Items from a dataset
--- Start ---
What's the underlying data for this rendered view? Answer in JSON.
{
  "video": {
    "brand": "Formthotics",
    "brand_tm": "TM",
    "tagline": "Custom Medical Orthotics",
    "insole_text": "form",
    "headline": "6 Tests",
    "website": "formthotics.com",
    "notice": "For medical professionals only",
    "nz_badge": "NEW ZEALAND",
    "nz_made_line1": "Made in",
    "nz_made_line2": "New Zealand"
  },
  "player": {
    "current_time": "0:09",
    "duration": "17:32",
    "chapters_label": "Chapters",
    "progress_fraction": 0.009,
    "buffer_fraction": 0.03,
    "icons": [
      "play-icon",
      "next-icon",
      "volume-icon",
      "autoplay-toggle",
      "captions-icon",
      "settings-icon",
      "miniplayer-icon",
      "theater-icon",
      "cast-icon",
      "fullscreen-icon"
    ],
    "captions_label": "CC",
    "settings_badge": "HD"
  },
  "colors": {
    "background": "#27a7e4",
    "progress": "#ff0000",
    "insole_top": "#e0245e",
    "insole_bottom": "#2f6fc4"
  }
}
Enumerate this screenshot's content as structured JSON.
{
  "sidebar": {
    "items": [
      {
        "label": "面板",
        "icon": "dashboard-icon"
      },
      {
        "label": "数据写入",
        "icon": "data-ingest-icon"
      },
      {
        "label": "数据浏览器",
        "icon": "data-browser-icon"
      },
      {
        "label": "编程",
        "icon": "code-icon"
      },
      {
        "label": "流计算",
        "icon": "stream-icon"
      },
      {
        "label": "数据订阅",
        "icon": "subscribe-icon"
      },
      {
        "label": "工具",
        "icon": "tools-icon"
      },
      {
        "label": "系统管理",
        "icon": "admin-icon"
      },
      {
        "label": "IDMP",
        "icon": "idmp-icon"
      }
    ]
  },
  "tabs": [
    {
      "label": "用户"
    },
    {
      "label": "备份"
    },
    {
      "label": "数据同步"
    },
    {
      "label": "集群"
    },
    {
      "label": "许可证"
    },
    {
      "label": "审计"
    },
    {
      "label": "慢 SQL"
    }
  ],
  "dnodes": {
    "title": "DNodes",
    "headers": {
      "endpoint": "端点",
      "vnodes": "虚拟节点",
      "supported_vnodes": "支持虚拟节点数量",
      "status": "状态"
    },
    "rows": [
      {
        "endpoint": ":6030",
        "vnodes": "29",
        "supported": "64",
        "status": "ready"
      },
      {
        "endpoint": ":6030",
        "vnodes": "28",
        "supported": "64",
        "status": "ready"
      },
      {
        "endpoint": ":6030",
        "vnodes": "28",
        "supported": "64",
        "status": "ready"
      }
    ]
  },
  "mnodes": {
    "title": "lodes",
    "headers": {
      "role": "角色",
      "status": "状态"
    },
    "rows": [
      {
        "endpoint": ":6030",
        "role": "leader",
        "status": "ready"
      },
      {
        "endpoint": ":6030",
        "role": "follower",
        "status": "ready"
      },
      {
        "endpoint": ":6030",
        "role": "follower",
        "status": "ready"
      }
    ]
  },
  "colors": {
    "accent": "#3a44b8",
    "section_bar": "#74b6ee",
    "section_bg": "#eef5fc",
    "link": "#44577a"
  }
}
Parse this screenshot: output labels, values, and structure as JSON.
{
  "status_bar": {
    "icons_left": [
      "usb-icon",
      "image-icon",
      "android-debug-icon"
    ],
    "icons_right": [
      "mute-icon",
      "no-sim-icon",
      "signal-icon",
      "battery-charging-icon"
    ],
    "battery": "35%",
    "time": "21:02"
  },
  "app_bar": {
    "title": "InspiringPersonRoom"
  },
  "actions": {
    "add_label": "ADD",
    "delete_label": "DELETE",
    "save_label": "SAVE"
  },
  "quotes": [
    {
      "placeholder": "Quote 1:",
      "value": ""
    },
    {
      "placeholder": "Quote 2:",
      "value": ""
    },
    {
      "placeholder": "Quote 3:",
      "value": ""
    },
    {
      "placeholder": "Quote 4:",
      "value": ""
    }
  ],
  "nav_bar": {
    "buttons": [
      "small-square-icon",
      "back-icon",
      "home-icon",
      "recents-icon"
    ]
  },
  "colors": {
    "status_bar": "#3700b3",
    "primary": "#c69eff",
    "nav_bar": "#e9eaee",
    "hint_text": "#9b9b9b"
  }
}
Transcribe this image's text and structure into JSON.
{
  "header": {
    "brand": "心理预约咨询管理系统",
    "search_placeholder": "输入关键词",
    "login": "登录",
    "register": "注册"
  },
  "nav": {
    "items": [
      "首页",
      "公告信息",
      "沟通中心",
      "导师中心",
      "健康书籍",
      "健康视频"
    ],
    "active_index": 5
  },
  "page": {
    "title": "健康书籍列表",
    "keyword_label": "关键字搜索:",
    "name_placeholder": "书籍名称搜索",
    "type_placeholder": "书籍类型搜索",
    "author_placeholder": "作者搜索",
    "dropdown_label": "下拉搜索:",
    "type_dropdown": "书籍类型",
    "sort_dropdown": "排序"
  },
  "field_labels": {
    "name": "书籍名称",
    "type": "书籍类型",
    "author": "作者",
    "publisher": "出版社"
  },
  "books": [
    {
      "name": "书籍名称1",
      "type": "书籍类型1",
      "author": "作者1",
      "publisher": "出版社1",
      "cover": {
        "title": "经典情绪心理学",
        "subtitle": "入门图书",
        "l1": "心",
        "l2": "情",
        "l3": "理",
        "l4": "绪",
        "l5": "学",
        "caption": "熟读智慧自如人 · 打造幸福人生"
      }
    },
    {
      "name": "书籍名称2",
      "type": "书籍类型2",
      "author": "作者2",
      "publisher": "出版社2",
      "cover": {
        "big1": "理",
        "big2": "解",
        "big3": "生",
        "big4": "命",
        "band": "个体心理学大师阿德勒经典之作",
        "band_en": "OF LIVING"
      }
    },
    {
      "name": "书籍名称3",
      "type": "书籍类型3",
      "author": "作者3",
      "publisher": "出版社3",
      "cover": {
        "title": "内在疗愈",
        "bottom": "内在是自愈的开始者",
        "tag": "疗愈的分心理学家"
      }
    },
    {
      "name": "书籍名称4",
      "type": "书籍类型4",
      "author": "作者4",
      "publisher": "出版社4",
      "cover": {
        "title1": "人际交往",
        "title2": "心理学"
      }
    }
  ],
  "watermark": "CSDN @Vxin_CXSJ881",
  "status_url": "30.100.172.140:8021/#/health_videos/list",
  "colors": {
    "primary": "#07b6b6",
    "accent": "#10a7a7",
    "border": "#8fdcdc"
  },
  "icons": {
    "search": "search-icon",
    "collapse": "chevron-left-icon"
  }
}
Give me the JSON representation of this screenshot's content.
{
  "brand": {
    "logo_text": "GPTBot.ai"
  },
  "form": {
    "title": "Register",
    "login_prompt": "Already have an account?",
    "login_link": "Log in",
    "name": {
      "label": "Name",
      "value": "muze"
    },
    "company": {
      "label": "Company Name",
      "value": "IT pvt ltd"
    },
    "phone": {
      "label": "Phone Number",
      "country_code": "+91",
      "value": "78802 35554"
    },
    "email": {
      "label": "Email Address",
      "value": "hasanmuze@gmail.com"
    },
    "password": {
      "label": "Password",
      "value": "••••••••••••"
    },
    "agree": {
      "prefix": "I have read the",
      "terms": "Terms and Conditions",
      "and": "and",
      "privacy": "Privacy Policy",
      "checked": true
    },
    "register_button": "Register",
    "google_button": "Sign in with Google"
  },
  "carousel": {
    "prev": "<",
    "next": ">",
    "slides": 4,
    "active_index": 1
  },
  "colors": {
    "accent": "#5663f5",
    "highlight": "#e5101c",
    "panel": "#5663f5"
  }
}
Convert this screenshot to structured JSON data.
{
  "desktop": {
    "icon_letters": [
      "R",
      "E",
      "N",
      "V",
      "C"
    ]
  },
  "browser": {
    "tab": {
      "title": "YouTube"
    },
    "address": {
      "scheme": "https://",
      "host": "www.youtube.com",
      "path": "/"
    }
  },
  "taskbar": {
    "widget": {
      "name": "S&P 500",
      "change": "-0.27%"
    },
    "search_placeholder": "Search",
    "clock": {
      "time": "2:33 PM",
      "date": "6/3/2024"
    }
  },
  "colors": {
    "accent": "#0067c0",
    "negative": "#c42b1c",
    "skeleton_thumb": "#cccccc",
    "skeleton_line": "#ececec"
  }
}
--- End ---
Problem details >> Gather each line from the entries above that includes the word "structured".

Written solution >>
Enumerate this screenshot's content as structured JSON.
Convert this screenshot to structured JSON data.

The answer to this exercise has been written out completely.